◆ Exercise aim: Rewrite the rows below, changing each occurrence of "dropdown-icon" to "chevron-icon" and leaving everything else unchanged.
******
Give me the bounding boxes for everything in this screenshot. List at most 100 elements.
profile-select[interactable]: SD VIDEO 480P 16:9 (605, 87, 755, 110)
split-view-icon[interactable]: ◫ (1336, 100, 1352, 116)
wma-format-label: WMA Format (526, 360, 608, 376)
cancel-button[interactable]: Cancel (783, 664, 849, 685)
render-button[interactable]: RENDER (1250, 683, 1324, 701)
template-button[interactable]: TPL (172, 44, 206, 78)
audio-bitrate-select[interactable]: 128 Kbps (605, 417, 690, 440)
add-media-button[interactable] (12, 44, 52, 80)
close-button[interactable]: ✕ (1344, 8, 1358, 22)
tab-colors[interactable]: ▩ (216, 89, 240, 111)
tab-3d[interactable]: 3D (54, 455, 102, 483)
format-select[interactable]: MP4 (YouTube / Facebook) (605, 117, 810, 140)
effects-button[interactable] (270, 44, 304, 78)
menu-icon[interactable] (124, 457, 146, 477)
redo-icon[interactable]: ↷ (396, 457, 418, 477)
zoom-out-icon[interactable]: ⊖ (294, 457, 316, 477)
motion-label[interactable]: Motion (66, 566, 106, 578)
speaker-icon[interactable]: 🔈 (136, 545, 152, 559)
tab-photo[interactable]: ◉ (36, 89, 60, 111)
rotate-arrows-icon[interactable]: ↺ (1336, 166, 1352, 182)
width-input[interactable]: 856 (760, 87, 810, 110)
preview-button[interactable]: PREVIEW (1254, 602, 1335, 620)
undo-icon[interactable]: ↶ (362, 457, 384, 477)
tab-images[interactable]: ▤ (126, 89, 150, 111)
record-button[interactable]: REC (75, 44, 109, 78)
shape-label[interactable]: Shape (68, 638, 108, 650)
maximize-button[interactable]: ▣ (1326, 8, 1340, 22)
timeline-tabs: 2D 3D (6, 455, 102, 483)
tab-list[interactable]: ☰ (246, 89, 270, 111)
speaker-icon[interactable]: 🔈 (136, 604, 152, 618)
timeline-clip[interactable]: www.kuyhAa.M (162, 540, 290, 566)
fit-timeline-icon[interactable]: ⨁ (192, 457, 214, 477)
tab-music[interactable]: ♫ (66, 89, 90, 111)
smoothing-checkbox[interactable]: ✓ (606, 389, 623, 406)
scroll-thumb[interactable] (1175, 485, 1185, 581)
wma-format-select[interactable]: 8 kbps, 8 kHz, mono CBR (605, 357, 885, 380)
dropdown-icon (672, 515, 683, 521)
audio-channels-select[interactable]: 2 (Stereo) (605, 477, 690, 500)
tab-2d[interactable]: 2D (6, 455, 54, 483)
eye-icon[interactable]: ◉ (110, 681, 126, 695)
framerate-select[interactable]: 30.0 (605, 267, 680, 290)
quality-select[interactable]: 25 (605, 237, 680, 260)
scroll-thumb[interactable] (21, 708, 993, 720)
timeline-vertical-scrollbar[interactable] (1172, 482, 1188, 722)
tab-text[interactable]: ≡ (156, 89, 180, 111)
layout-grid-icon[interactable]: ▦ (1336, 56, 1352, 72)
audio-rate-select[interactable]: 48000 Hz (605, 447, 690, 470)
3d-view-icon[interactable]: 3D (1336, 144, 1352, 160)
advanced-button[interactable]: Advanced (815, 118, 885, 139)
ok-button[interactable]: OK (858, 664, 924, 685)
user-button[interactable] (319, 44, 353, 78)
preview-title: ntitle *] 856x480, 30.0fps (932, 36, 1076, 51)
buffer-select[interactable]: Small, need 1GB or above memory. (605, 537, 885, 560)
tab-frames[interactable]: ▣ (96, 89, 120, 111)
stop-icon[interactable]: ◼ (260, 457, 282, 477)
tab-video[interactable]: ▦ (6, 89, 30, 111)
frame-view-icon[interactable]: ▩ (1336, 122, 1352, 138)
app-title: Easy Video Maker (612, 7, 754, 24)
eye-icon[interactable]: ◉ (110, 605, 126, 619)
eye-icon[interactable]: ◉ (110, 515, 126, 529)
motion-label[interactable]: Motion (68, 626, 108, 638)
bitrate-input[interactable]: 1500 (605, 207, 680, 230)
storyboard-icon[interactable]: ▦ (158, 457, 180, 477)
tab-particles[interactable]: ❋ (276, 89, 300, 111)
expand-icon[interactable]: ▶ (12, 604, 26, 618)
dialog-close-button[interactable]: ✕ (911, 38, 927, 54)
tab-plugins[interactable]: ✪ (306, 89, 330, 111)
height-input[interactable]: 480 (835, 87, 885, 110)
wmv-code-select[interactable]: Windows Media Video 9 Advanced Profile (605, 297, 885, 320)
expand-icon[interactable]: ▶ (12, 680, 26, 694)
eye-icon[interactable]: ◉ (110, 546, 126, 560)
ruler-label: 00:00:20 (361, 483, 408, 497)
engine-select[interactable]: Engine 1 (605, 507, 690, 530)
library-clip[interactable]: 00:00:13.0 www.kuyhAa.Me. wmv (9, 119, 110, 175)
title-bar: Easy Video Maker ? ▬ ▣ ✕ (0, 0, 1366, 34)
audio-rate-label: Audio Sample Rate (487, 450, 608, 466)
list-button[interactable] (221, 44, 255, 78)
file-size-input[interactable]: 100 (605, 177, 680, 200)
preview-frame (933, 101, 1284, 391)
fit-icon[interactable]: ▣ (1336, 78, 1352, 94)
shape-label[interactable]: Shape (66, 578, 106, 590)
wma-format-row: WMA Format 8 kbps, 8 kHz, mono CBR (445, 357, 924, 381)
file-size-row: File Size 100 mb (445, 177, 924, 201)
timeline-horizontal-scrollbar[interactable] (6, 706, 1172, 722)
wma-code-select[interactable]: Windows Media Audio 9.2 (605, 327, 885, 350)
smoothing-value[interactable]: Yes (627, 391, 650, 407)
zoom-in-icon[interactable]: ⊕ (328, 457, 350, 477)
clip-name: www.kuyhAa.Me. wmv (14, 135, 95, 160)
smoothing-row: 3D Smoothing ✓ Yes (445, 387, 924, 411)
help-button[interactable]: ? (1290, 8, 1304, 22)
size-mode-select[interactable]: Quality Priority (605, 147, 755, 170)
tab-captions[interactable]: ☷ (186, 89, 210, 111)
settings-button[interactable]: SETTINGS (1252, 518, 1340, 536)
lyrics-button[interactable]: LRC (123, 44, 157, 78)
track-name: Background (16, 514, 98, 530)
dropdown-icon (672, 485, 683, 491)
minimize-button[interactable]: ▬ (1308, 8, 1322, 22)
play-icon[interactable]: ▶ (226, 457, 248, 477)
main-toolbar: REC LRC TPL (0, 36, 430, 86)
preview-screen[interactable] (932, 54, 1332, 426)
******
◆ Written answer:
Give me the bounding boxes for everything in this screenshot. List at most 100 elements.
profile-select[interactable]: SD VIDEO 480P 16:9 (605, 87, 755, 110)
split-view-icon[interactable]: ◫ (1336, 100, 1352, 116)
wma-format-label: WMA Format (526, 360, 608, 376)
cancel-button[interactable]: Cancel (783, 664, 849, 685)
render-button[interactable]: RENDER (1250, 683, 1324, 701)
template-button[interactable]: TPL (172, 44, 206, 78)
audio-bitrate-select[interactable]: 128 Kbps (605, 417, 690, 440)
add-media-button[interactable] (12, 44, 52, 80)
close-button[interactable]: ✕ (1344, 8, 1358, 22)
tab-colors[interactable]: ▩ (216, 89, 240, 111)
tab-3d[interactable]: 3D (54, 455, 102, 483)
format-select[interactable]: MP4 (YouTube / Facebook) (605, 117, 810, 140)
effects-button[interactable] (270, 44, 304, 78)
menu-icon[interactable] (124, 457, 146, 477)
redo-icon[interactable]: ↷ (396, 457, 418, 477)
zoom-out-icon[interactable]: ⊖ (294, 457, 316, 477)
motion-label[interactable]: Motion (66, 566, 106, 578)
speaker-icon[interactable]: 🔈 (136, 545, 152, 559)
tab-photo[interactable]: ◉ (36, 89, 60, 111)
rotate-arrows-icon[interactable]: ↺ (1336, 166, 1352, 182)
width-input[interactable]: 856 (760, 87, 810, 110)
preview-button[interactable]: PREVIEW (1254, 602, 1335, 620)
undo-icon[interactable]: ↶ (362, 457, 384, 477)
tab-images[interactable]: ▤ (126, 89, 150, 111)
record-button[interactable]: REC (75, 44, 109, 78)
shape-label[interactable]: Shape (68, 638, 108, 650)
maximize-button[interactable]: ▣ (1326, 8, 1340, 22)
timeline-tabs: 2D 3D (6, 455, 102, 483)
tab-list[interactable]: ☰ (246, 89, 270, 111)
speaker-icon[interactable]: 🔈 (136, 604, 152, 618)
timeline-clip[interactable]: www.kuyhAa.M (162, 540, 290, 566)
fit-timeline-icon[interactable]: ⨁ (192, 457, 214, 477)
tab-music[interactable]: ♫ (66, 89, 90, 111)
smoothing-checkbox[interactable]: ✓ (606, 389, 623, 406)
scroll-thumb[interactable] (1175, 485, 1185, 581)
wma-format-select[interactable]: 8 kbps, 8 kHz, mono CBR (605, 357, 885, 380)
chevron-icon (672, 515, 683, 521)
audio-channels-select[interactable]: 2 (Stereo) (605, 477, 690, 500)
tab-2d[interactable]: 2D (6, 455, 54, 483)
eye-icon[interactable]: ◉ (110, 681, 126, 695)
framerate-select[interactable]: 30.0 (605, 267, 680, 290)
quality-select[interactable]: 25 (605, 237, 680, 260)
scroll-thumb[interactable] (21, 708, 993, 720)
timeline-vertical-scrollbar[interactable] (1172, 482, 1188, 722)
tab-text[interactable]: ≡ (156, 89, 180, 111)
layout-grid-icon[interactable]: ▦ (1336, 56, 1352, 72)
audio-rate-select[interactable]: 48000 Hz (605, 447, 690, 470)
3d-view-icon[interactable]: 3D (1336, 144, 1352, 160)
advanced-button[interactable]: Advanced (815, 118, 885, 139)
ok-button[interactable]: OK (858, 664, 924, 685)
user-button[interactable] (319, 44, 353, 78)
preview-title: ntitle *] 856x480, 30.0fps (932, 36, 1076, 51)
buffer-select[interactable]: Small, need 1GB or above memory. (605, 537, 885, 560)
tab-frames[interactable]: ▣ (96, 89, 120, 111)
stop-icon[interactable]: ◼ (260, 457, 282, 477)
tab-video[interactable]: ▦ (6, 89, 30, 111)
frame-view-icon[interactable]: ▩ (1336, 122, 1352, 138)
app-title: Easy Video Maker (612, 7, 754, 24)
eye-icon[interactable]: ◉ (110, 605, 126, 619)
eye-icon[interactable]: ◉ (110, 515, 126, 529)
motion-label[interactable]: Motion (68, 626, 108, 638)
bitrate-input[interactable]: 1500 (605, 207, 680, 230)
storyboard-icon[interactable]: ▦ (158, 457, 180, 477)
tab-particles[interactable]: ❋ (276, 89, 300, 111)
expand-icon[interactable]: ▶ (12, 604, 26, 618)
dialog-close-button[interactable]: ✕ (911, 38, 927, 54)
tab-plugins[interactable]: ✪ (306, 89, 330, 111)
height-input[interactable]: 480 (835, 87, 885, 110)
wmv-code-select[interactable]: Windows Media Video 9 Advanced Profile (605, 297, 885, 320)
expand-icon[interactable]: ▶ (12, 680, 26, 694)
eye-icon[interactable]: ◉ (110, 546, 126, 560)
ruler-label: 00:00:20 (361, 483, 408, 497)
engine-select[interactable]: Engine 1 (605, 507, 690, 530)
library-clip[interactable]: 00:00:13.0 www.kuyhAa.Me. wmv (9, 119, 110, 175)
title-bar: Easy Video Maker ? ▬ ▣ ✕ (0, 0, 1366, 34)
audio-rate-label: Audio Sample Rate (487, 450, 608, 466)
list-button[interactable] (221, 44, 255, 78)
file-size-input[interactable]: 100 (605, 177, 680, 200)
preview-frame (933, 101, 1284, 391)
fit-icon[interactable]: ▣ (1336, 78, 1352, 94)
shape-label[interactable]: Shape (66, 578, 106, 590)
wma-format-row: WMA Format 8 kbps, 8 kHz, mono CBR (445, 357, 924, 381)
file-size-row: File Size 100 mb (445, 177, 924, 201)
timeline-horizontal-scrollbar[interactable] (6, 706, 1172, 722)
wma-code-select[interactable]: Windows Media Audio 9.2 (605, 327, 885, 350)
smoothing-value[interactable]: Yes (627, 391, 650, 407)
zoom-in-icon[interactable]: ⊕ (328, 457, 350, 477)
clip-name: www.kuyhAa.Me. wmv (14, 135, 95, 160)
smoothing-row: 3D Smoothing ✓ Yes (445, 387, 924, 411)
help-button[interactable]: ? (1290, 8, 1304, 22)
size-mode-select[interactable]: Quality Priority (605, 147, 755, 170)
tab-captions[interactable]: ☷ (186, 89, 210, 111)
settings-button[interactable]: SETTINGS (1252, 518, 1340, 536)
lyrics-button[interactable]: LRC (123, 44, 157, 78)
track-name: Background (16, 514, 98, 530)
chevron-icon (672, 485, 683, 491)
minimize-button[interactable]: ▬ (1308, 8, 1322, 22)
play-icon[interactable]: ▶ (226, 457, 248, 477)
main-toolbar: REC LRC TPL (0, 36, 430, 86)
preview-screen[interactable] (932, 54, 1332, 426)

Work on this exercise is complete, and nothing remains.